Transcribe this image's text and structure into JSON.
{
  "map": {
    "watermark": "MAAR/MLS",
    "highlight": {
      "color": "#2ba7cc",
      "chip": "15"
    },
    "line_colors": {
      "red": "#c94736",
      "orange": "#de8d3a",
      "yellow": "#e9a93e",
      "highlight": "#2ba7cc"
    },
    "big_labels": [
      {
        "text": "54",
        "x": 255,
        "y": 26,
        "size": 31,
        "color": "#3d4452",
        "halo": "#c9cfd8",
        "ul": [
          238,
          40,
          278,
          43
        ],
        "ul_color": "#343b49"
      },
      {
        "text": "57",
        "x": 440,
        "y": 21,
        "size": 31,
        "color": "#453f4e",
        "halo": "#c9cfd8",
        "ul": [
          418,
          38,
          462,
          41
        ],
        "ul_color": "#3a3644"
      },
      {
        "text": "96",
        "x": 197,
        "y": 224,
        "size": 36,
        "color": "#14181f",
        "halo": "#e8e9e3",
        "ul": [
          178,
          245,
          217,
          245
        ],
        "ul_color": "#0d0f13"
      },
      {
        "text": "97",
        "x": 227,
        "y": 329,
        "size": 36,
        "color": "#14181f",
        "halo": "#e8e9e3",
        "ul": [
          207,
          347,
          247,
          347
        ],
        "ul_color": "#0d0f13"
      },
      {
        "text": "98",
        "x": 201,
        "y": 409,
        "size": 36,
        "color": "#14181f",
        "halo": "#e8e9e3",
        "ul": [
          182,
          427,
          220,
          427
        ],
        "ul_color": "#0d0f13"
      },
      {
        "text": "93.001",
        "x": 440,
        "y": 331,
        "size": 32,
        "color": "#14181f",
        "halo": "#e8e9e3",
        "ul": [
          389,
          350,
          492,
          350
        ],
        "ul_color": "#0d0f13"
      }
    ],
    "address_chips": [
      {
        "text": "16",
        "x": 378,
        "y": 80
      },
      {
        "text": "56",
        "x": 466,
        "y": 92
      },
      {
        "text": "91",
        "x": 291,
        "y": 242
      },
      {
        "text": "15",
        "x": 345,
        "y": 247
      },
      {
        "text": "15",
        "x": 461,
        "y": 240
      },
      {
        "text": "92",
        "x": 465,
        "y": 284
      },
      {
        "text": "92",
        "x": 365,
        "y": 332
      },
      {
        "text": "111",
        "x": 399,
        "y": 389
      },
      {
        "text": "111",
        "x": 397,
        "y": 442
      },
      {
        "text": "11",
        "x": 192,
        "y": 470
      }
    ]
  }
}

────

:: GOAL OF THE EXERCISE ::
Copy all of the material word for word.

:: SOLUTION BELOW ::
Transcribe this image's text and structure into JSON.
{
  "map": {
    "watermark": "MAAR/MLS",
    "highlight": {
      "color": "#2ba7cc",
      "chip": "15"
    },
    "line_colors": {
      "red": "#c94736",
      "orange": "#de8d3a",
      "yellow": "#e9a93e",
      "highlight": "#2ba7cc"
    },
    "big_labels": [
      {
        "text": "54",
        "x": 255,
        "y": 26,
        "size": 31,
        "color": "#3d4452",
        "halo": "#c9cfd8",
        "ul": [
          238,
          40,
          278,
          43
        ],
        "ul_color": "#343b49"
      },
      {
        "text": "57",
        "x": 440,
        "y": 21,
        "size": 31,
        "color": "#453f4e",
        "halo": "#c9cfd8",
        "ul": [
          418,
          38,
          462,
          41
        ],
        "ul_color": "#3a3644"
      },
      {
        "text": "96",
        "x": 197,
        "y": 224,
        "size": 36,
        "color": "#14181f",
        "halo": "#e8e9e3",
        "ul": [
          178,
          245,
          217,
          245
        ],
        "ul_color": "#0d0f13"
      },
      {
        "text": "97",
        "x": 227,
        "y": 329,
        "size": 36,
        "color": "#14181f",
        "halo": "#e8e9e3",
        "ul": [
          207,
          347,
          247,
          347
        ],
        "ul_color": "#0d0f13"
      },
      {
        "text": "98",
        "x": 201,
        "y": 409,
        "size": 36,
        "color": "#14181f",
        "halo": "#e8e9e3",
        "ul": [
          182,
          427,
          220,
          427
        ],
        "ul_color": "#0d0f13"
      },
      {
        "text": "93.001",
        "x": 440,
        "y": 331,
        "size": 32,
        "color": "#14181f",
        "halo": "#e8e9e3",
        "ul": [
          389,
          350,
          492,
          350
        ],
        "ul_color": "#0d0f13"
      }
    ],
    "address_chips": [
      {
        "text": "16",
        "x": 378,
        "y": 80
      },
      {
        "text": "56",
        "x": 466,
        "y": 92
      },
      {
        "text": "91",
        "x": 291,
        "y": 242
      },
      {
        "text": "15",
        "x": 345,
        "y": 247
      },
      {
        "text": "15",
        "x": 461,
        "y": 240
      },
      {
        "text": "92",
        "x": 465,
        "y": 284
      },
      {
        "text": "92",
        "x": 365,
        "y": 332
      },
      {
        "text": "111",
        "x": 399,
        "y": 389
      },
      {
        "text": "111",
        "x": 397,
        "y": 442
      },
      {
        "text": "11",
        "x": 192,
        "y": 470
      }
    ]
  }
}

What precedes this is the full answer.